**Vorliegender Text:**
****************************************

Bundesumweltministerium finanziert Grünen Klimafonds
Der bei den UN-Klimaverhandlungen beschlossene „Grüne Klimafonds“ soll Klimaschutzprojekte in Entwicklungsländern finanzieren. Um die Länder auf die dabei nötigen Finanz- und Projektstandards vorzubereiten, stellt das Bundesumweltministerium 30 Millionen Euro bereit.
23.01.2014
Die Hälfte der vom Bundesumweltministerium bereitgestellten Mittel fließt in ein Programm der Vereinten Nationen und des World Resources Institute. Dieses „GCF-Readiness-Programme“ unterstützt die Länder Benin, El Salvador, Fidschi, Ghana, Kolumbien und Nepal. Maßnahmen für Kenia, die Philippinen und Usbekistan sind in Vorbereitung. Weitere 15 Millionen Euro werden dem Grünen Klimafonds direkt zur Verfügung gestellt, damit auch das Sekretariat des GCF schnell mit der Vorbereitung in den Empfängerländern beginnen kann.
Bei der Klimakonferenz in Durban 2011 hatte die Bundesregierung zugesagt, 40 Millionen Euro für vorbereitende Maßnahmen des Grünen Klimafonds zur Verfügung zu stellen - je zur Hälfte vom Bundesumweltministerium und vom Bundesministerium für wirtschaftliche Zusammenarbeit. Diese Zusage wird nun sogar übertroffen.

****************************************

**Datensätze:**
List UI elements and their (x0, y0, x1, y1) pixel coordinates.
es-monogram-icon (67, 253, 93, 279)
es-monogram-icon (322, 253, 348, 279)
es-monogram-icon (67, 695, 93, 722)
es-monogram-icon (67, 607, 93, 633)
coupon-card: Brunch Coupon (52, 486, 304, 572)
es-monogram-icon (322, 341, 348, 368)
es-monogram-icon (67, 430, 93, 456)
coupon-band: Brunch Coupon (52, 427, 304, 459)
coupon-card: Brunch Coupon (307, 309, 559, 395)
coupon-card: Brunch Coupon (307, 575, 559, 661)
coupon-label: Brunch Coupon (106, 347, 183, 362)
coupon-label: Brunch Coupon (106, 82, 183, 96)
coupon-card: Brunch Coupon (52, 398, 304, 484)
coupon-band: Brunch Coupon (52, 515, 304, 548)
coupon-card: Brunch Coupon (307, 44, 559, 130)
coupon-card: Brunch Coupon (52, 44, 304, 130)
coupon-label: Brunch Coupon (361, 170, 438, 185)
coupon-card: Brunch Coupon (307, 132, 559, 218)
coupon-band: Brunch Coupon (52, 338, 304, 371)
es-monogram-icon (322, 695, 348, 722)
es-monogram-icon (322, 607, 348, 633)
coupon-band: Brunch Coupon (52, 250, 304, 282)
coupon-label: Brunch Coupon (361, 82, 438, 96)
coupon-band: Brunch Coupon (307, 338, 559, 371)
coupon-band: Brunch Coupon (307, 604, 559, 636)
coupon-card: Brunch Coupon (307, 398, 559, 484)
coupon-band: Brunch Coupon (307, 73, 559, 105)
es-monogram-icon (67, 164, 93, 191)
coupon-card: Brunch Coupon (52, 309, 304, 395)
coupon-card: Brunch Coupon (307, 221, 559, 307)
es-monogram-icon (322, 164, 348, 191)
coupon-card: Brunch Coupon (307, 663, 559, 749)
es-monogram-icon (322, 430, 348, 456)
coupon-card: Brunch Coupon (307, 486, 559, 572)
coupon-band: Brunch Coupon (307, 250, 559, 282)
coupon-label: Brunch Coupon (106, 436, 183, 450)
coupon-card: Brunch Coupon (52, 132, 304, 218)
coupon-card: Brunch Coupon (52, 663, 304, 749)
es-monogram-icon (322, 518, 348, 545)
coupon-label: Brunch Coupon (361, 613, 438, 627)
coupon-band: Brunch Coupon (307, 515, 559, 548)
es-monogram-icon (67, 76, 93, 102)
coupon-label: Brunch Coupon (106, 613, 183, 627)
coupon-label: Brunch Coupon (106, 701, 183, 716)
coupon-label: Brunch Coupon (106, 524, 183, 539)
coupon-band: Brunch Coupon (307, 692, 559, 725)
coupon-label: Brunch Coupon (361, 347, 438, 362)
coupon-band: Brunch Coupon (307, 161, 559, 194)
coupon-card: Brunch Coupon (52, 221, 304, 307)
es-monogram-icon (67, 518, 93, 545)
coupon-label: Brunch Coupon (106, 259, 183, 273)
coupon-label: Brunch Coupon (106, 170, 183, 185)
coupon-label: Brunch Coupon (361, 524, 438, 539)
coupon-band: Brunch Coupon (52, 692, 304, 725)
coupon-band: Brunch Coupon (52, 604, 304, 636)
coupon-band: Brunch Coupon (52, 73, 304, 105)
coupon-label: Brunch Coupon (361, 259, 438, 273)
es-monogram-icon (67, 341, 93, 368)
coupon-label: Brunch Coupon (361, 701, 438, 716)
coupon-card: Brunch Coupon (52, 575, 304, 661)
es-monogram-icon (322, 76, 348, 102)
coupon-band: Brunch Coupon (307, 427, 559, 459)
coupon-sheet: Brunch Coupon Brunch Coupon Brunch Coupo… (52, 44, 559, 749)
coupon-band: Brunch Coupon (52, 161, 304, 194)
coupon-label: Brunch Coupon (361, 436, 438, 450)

****************************************

**Aufgabenstellung:**
[1] Warum stellt das Bundesumweltministerium laut dem vorliegenden Text weitere 15 Millionen Euro direkt dem Grünen Klimafonds zur Verfügung? Antworten Sie in ein bis drei Sätzen.
[2] Welche Länder unterstützt das „GCF-Readiness-Programme“ laut dem vorliegenden Text bereits? Nennen Sie alle.

**Lösungen:**
[1] Die 15 Millionen Euro gehen direkt an den Grünen Klimafonds, damit auch das Sekretariat des GCF schnell mit der Vorbereitung in den Empfängerländern beginnen kann.

[2] Benin, El Salvador, Fidschi, Ghana, Kolumbien, Nepal